Work required: Copy each line of the listing below exactly.

Input rows:
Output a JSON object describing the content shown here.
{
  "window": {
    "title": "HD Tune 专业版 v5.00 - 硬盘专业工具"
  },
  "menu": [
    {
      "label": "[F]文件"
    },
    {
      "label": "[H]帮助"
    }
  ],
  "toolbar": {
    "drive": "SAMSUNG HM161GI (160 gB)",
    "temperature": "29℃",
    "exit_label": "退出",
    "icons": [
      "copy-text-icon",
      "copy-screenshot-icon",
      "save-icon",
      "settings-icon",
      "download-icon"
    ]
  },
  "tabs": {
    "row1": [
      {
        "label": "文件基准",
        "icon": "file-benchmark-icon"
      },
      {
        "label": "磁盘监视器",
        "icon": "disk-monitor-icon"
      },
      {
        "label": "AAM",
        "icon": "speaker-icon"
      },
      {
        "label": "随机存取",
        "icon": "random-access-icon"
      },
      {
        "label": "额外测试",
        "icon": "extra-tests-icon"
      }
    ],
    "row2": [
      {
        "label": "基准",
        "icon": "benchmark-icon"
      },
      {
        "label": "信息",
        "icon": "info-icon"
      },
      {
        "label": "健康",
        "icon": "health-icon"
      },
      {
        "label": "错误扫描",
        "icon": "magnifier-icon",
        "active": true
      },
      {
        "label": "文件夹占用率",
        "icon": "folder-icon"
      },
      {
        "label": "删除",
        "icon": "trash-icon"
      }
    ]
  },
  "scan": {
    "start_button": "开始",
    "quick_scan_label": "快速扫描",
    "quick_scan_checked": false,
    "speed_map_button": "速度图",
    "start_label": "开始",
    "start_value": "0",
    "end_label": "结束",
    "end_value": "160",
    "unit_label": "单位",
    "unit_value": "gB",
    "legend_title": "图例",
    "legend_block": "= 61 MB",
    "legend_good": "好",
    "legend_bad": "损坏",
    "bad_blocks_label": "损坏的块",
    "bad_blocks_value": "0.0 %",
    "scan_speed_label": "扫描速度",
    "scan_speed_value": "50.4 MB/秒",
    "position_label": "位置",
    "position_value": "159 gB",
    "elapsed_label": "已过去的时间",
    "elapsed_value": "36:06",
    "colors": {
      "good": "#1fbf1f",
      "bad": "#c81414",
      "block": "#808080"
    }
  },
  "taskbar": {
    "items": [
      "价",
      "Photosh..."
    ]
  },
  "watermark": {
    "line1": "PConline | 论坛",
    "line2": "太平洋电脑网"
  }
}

Correct output:
Output a JSON object describing the content shown here.
{
  "window": {
    "title": "HD Tune 专业版 v5.00 - 硬盘专业工具"
  },
  "menu": [
    {
      "label": "[F]文件"
    },
    {
      "label": "[H]帮助"
    }
  ],
  "toolbar": {
    "drive": "SAMSUNG HM161GI (160 gB)",
    "temperature": "29℃",
    "exit_label": "退出",
    "icons": [
      "copy-text-icon",
      "copy-screenshot-icon",
      "save-icon",
      "settings-icon",
      "download-icon"
    ]
  },
  "tabs": {
    "row1": [
      {
        "label": "文件基准",
        "icon": "file-benchmark-icon"
      },
      {
        "label": "磁盘监视器",
        "icon": "disk-monitor-icon"
      },
      {
        "label": "AAM",
        "icon": "speaker-icon"
      },
      {
        "label": "随机存取",
        "icon": "random-access-icon"
      },
      {
        "label": "额外测试",
        "icon": "extra-tests-icon"
      }
    ],
    "row2": [
      {
        "label": "基准",
        "icon": "benchmark-icon"
      },
      {
        "label": "信息",
        "icon": "info-icon"
      },
      {
        "label": "健康",
        "icon": "health-icon"
      },
      {
        "label": "错误扫描",
        "icon": "magnifier-icon",
        "active": true
      },
      {
        "label": "文件夹占用率",
        "icon": "folder-icon"
      },
      {
        "label": "删除",
        "icon": "trash-icon"
      }
    ]
  },
  "scan": {
    "start_button": "开始",
    "quick_scan_label": "快速扫描",
    "quick_scan_checked": false,
    "speed_map_button": "速度图",
    "start_label": "开始",
    "start_value": "0",
    "end_label": "结束",
    "end_value": "160",
    "unit_label": "单位",
    "unit_value": "gB",
    "legend_title": "图例",
    "legend_block": "= 61 MB",
    "legend_good": "好",
    "legend_bad": "损坏",
    "bad_blocks_label": "损坏的块",
    "bad_blocks_value": "0.0 %",
    "scan_speed_label": "扫描速度",
    "scan_speed_value": "50.4 MB/秒",
    "position_label": "位置",
    "position_value": "159 gB",
    "elapsed_label": "已过去的时间",
    "elapsed_value": "36:06",
    "colors": {
      "good": "#1fbf1f",
      "bad": "#c81414",
      "block": "#808080"
    }
  },
  "taskbar": {
    "items": [
      "价",
      "Photosh..."
    ]
  },
  "watermark": {
    "line1": "PConline | 论坛",
    "line2": "太平洋电脑网"
  }
}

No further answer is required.